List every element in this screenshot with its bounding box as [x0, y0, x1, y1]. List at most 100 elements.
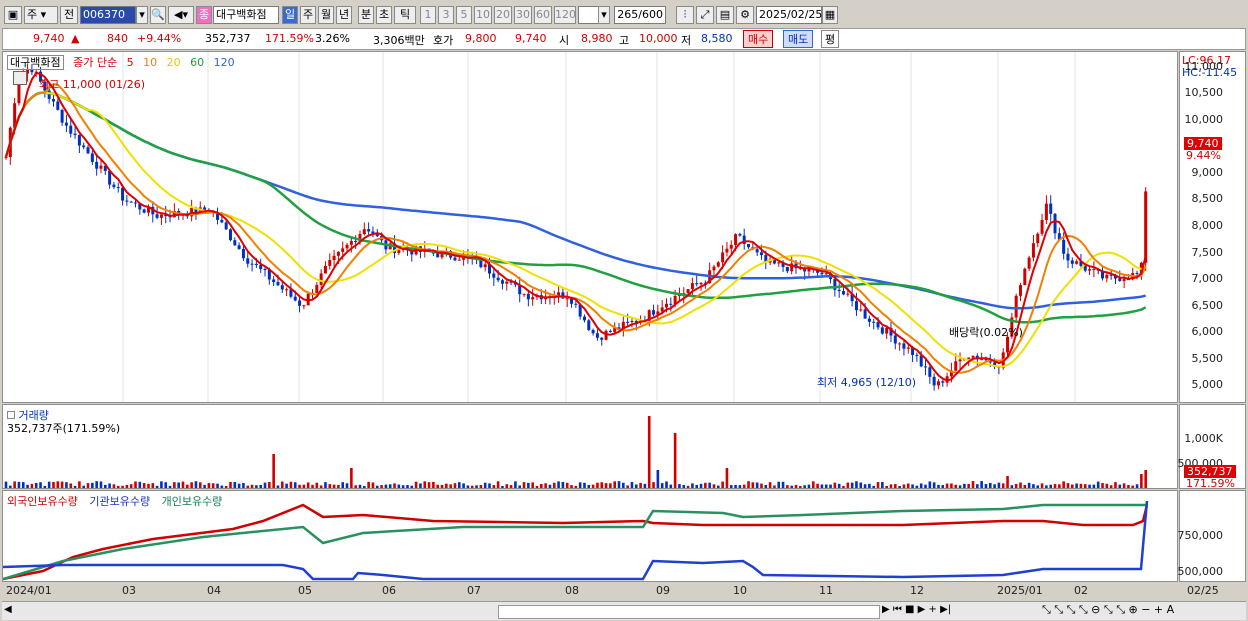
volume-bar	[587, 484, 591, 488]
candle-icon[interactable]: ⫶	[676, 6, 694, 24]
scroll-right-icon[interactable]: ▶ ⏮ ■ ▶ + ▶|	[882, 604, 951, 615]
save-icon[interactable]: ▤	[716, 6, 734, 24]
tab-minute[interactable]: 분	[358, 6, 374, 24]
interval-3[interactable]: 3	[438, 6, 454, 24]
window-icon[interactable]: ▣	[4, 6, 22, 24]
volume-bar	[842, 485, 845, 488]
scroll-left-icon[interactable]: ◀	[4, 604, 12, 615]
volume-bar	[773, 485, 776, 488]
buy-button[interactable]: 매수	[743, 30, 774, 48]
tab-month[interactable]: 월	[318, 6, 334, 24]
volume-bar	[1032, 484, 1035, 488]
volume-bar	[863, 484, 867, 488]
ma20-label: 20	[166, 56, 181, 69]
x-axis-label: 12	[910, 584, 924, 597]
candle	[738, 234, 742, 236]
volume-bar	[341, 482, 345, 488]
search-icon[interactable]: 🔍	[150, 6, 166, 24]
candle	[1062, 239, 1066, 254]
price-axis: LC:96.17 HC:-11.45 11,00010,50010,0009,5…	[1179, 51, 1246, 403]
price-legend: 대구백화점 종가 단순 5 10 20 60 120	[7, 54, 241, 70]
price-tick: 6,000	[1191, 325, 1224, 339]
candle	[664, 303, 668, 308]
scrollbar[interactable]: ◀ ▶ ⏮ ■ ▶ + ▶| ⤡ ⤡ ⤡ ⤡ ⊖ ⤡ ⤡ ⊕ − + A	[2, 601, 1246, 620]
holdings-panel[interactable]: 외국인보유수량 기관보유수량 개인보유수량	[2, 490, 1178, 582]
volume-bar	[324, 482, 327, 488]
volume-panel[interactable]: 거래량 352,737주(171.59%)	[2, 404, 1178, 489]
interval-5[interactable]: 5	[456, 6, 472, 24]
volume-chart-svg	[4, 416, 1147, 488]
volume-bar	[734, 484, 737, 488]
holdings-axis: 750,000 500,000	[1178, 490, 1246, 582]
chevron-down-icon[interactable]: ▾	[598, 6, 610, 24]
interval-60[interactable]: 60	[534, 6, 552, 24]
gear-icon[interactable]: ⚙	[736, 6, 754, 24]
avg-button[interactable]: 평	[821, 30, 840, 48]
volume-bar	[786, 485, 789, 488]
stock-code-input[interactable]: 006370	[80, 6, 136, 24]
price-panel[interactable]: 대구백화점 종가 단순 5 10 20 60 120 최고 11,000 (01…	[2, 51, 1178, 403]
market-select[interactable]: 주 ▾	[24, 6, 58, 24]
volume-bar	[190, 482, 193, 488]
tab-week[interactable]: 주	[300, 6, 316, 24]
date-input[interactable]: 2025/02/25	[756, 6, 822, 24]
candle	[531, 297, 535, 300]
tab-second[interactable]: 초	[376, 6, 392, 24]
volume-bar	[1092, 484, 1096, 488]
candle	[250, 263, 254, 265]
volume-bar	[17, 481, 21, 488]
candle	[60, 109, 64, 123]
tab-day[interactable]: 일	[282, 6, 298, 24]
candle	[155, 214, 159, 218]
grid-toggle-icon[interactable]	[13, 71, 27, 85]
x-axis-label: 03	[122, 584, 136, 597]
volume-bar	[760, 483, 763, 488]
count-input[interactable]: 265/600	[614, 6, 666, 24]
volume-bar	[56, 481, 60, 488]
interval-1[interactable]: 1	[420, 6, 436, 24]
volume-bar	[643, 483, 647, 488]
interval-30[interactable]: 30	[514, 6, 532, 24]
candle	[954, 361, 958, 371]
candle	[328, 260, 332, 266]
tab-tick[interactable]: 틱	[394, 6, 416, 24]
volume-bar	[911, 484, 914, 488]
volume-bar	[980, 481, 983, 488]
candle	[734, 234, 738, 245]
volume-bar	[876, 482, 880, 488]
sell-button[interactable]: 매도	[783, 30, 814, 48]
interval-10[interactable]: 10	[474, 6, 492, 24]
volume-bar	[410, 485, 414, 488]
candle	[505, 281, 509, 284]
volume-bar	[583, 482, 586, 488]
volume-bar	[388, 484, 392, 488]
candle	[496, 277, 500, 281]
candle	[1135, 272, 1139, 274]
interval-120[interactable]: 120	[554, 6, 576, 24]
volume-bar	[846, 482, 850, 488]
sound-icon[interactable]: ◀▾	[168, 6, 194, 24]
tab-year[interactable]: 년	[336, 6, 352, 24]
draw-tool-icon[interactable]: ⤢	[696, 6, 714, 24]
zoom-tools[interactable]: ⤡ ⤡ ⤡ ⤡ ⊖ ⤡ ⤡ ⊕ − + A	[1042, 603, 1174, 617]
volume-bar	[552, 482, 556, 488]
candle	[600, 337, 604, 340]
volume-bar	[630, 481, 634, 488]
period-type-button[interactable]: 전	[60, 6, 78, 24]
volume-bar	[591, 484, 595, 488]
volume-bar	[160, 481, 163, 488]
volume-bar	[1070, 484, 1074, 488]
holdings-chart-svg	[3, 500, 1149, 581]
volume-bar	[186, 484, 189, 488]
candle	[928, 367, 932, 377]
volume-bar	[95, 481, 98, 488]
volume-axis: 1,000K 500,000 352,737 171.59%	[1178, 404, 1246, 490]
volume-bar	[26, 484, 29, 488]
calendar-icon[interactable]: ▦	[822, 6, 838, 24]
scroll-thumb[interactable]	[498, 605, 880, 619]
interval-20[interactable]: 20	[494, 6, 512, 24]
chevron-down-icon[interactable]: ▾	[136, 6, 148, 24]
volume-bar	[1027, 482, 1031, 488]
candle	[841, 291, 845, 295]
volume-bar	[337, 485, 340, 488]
-- -- --
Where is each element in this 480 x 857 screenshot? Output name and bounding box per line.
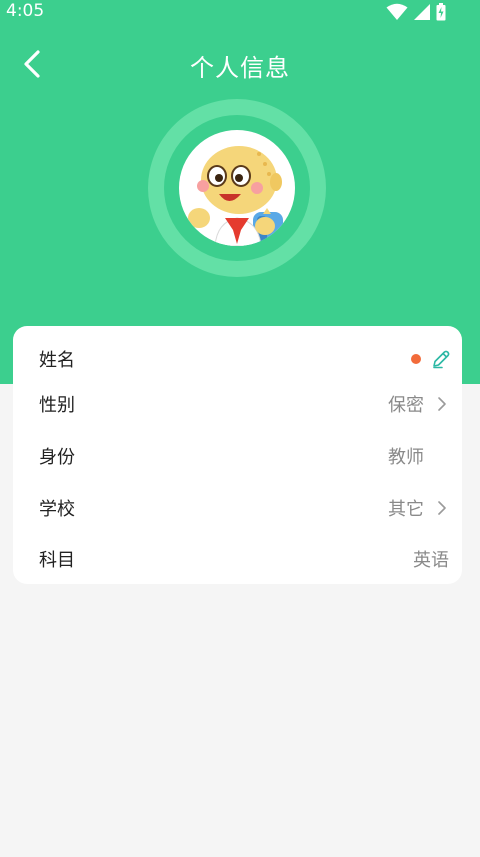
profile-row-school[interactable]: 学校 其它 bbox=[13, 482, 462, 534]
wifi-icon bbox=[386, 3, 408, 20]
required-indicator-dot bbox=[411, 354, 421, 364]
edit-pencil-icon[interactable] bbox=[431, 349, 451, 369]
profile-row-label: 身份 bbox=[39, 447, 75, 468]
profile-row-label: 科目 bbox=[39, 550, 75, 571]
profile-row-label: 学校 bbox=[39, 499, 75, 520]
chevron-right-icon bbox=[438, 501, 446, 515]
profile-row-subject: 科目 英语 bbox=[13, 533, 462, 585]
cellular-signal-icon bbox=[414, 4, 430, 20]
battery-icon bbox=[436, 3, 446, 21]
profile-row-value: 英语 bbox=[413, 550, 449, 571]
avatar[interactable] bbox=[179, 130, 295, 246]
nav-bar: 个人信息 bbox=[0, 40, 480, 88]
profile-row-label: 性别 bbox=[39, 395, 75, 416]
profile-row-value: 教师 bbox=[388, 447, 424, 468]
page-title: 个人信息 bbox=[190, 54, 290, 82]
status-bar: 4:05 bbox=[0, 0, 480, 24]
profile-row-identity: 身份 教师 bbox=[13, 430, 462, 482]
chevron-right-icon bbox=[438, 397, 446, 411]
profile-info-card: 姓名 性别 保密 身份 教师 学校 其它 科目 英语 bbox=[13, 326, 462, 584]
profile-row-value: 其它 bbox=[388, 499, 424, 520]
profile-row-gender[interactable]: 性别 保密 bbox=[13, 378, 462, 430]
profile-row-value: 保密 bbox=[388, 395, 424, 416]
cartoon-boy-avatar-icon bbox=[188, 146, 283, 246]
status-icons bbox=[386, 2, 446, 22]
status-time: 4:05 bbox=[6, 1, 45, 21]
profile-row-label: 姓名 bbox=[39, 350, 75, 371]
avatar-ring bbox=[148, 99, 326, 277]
-- -- --
Can you pull out the stretch of the records from the line containing "484, 591, 488]" through the line containing "485, 845, 488]", both included, and reproduce those lines verbatim?

THE SOLUTION:
volume-bar	[587, 484, 591, 488]
candle-icon[interactable]: ⫶	[676, 6, 694, 24]
scroll-right-icon[interactable]: ▶ ⏮ ■ ▶ + ▶|	[882, 604, 951, 615]
save-icon[interactable]: ▤	[716, 6, 734, 24]
tab-minute[interactable]: 분	[358, 6, 374, 24]
interval-3[interactable]: 3	[438, 6, 454, 24]
window-icon[interactable]: ▣	[4, 6, 22, 24]
volume-bar	[842, 485, 845, 488]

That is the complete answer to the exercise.